> [SET EXERCISE] Lines containing the word "государственной" are the ones to copy from the records below.

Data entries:

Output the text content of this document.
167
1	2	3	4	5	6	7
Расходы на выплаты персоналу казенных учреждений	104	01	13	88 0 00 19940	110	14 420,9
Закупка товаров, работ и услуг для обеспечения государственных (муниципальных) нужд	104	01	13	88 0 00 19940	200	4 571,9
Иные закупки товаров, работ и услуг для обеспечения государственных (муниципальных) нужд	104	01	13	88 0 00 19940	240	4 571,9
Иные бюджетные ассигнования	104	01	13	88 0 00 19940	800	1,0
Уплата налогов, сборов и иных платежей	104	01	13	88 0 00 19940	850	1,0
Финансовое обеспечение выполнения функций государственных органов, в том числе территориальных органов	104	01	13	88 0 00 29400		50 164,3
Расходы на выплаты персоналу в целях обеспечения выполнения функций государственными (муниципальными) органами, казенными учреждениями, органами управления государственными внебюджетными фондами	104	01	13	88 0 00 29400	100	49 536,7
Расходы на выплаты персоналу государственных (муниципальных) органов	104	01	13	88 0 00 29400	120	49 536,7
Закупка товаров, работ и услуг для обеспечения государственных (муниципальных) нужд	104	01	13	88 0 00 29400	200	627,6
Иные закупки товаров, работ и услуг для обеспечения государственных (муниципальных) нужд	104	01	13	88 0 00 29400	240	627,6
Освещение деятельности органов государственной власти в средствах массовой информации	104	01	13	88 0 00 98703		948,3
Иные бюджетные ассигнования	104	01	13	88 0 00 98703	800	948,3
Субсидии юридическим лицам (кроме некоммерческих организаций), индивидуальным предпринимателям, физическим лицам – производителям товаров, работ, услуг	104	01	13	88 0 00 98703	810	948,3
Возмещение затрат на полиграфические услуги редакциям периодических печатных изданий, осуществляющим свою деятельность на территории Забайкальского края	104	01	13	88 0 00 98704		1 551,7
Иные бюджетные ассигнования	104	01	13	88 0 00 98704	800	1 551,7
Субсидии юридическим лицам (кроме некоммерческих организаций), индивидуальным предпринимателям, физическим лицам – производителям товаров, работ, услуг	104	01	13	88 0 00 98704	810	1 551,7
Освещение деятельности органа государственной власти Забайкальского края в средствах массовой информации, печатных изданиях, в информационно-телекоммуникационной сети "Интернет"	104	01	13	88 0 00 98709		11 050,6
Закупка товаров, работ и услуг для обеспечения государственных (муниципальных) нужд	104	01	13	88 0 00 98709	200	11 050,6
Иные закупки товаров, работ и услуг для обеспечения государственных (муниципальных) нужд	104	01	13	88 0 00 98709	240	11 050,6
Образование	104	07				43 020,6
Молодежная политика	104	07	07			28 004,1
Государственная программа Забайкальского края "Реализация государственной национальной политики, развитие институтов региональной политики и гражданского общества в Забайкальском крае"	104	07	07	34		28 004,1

> [WRITTEN ANSWER]
Освещение деятельности органов государственной власти в средствах массовой информации	104	01	13	88 0 00 98703		948,3
Освещение деятельности органа государственной власти Забайкальского края в средствах массовой информации, печатных изданиях, в информационно-телекоммуникационной сети "Интернет"	104	01	13	88 0 00 98709		11 050,6
Государственная программа Забайкальского края "Реализация государственной национальной политики, развитие институтов региональной политики и гражданского общества в Забайкальском крае"	104	07	07	34		28 004,1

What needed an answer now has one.